Collected data entries

..........

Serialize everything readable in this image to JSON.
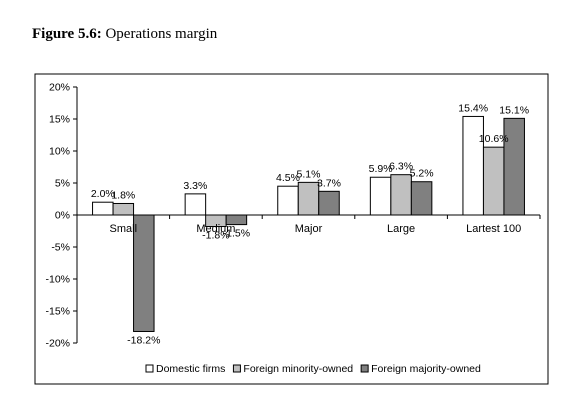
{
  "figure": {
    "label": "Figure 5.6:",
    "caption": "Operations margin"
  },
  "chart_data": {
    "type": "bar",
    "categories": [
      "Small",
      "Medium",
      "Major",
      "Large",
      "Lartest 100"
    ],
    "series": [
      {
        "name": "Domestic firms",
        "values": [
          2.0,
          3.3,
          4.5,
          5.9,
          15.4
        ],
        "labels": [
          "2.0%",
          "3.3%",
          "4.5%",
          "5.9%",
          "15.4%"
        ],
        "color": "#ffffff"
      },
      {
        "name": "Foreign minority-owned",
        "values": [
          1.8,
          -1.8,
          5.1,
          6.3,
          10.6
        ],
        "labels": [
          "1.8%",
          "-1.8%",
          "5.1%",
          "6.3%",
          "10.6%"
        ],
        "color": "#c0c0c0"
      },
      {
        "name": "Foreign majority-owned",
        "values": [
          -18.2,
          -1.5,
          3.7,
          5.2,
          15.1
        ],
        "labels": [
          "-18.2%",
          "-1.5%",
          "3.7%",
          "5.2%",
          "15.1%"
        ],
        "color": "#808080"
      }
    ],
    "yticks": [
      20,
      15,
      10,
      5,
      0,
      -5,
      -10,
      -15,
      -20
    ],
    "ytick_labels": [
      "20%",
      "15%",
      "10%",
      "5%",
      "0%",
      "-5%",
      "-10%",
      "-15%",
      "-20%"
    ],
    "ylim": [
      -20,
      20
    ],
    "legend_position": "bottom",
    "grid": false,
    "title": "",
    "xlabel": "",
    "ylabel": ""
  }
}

..........

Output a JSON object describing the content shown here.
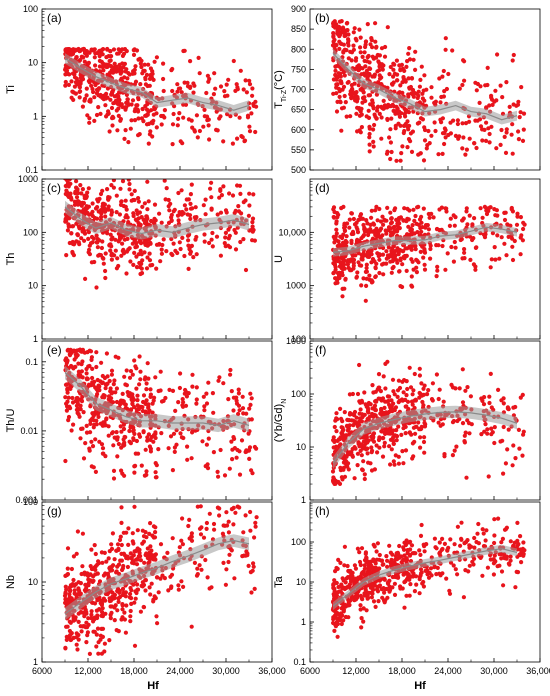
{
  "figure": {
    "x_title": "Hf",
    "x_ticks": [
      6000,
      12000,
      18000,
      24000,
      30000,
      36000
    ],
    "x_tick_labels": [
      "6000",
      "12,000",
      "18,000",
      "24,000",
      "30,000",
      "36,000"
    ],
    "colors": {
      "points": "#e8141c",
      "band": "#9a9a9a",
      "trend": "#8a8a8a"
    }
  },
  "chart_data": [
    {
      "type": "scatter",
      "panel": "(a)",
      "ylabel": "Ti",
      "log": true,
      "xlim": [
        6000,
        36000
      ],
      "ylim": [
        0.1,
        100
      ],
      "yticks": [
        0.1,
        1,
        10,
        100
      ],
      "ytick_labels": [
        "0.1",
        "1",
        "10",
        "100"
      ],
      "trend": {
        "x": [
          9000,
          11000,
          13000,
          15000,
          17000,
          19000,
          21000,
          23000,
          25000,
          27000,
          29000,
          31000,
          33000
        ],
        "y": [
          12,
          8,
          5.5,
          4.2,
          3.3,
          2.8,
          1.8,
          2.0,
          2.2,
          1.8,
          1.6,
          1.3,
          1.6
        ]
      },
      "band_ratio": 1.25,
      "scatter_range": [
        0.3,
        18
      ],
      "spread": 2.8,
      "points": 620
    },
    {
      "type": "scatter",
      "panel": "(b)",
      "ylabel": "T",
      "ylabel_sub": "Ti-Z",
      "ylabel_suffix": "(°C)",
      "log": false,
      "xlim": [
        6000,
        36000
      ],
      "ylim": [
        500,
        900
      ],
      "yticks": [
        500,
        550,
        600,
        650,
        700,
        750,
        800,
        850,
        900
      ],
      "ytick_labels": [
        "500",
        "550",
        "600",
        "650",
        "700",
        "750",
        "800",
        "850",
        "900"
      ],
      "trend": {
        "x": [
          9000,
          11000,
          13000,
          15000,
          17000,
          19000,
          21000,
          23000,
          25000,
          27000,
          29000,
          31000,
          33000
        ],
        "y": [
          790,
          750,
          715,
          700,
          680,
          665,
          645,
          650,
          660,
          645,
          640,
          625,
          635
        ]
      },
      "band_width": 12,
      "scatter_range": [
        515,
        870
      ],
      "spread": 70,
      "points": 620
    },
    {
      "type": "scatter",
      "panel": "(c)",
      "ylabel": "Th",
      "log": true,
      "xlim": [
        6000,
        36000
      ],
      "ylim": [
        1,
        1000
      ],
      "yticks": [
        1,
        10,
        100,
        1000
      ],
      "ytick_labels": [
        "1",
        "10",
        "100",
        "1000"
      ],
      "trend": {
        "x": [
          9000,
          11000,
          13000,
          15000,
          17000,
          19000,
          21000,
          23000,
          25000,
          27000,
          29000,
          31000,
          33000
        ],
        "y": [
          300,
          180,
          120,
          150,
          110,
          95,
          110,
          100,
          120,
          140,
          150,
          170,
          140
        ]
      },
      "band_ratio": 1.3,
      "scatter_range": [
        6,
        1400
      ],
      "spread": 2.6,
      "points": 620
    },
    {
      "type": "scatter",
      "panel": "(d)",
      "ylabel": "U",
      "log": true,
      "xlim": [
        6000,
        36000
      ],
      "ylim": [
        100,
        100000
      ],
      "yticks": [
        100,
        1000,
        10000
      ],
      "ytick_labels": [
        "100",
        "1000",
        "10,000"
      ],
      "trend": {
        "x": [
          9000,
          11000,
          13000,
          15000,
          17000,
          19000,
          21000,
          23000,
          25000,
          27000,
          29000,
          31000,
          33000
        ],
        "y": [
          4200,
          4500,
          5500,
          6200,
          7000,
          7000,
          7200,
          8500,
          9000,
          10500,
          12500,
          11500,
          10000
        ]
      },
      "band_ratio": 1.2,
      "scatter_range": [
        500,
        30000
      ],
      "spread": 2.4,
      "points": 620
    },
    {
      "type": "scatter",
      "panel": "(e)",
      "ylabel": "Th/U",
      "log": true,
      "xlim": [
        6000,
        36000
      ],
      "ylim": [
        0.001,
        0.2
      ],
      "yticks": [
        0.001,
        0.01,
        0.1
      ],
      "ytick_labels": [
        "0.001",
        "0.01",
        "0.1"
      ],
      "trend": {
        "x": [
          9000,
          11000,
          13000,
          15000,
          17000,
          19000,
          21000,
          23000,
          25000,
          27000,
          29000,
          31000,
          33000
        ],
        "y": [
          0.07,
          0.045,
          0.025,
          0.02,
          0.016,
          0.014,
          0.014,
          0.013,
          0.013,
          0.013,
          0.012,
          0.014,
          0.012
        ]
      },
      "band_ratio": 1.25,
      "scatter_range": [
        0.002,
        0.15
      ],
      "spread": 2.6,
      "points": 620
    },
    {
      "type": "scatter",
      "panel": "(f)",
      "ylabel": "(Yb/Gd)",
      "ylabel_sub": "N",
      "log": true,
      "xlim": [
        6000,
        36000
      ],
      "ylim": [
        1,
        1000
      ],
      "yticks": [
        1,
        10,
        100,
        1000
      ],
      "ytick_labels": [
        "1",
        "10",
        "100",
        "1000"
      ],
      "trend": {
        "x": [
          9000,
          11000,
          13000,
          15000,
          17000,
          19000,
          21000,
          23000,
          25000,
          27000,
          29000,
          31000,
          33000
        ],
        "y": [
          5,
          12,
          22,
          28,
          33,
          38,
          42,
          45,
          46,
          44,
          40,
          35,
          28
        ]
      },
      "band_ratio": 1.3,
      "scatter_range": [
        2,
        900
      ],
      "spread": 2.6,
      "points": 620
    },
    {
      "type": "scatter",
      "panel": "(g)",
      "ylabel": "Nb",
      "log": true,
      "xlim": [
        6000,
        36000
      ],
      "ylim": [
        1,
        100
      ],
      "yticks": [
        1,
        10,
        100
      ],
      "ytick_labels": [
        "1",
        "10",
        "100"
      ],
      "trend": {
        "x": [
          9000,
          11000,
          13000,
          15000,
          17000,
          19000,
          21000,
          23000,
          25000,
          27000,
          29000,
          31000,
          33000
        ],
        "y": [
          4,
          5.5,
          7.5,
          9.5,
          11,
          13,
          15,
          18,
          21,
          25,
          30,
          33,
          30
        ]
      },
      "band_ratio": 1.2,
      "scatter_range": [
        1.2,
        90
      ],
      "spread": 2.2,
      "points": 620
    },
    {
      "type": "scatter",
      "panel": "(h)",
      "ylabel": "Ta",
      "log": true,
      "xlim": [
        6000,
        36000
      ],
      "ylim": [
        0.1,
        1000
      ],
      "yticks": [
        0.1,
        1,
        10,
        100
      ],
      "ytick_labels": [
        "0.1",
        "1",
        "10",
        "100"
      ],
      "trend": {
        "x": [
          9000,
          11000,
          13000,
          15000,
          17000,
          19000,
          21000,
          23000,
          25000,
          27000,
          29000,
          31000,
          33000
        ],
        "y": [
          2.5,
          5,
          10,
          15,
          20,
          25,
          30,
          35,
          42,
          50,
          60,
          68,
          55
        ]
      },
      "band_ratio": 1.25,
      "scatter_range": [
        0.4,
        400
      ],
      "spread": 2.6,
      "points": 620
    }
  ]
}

..........

> Exercise prompt
Gather each line of the listing containing the word "owned" and show it.

> Expected answer
        "name": "Foreign minority-owned",
        "name": "Foreign majority-owned",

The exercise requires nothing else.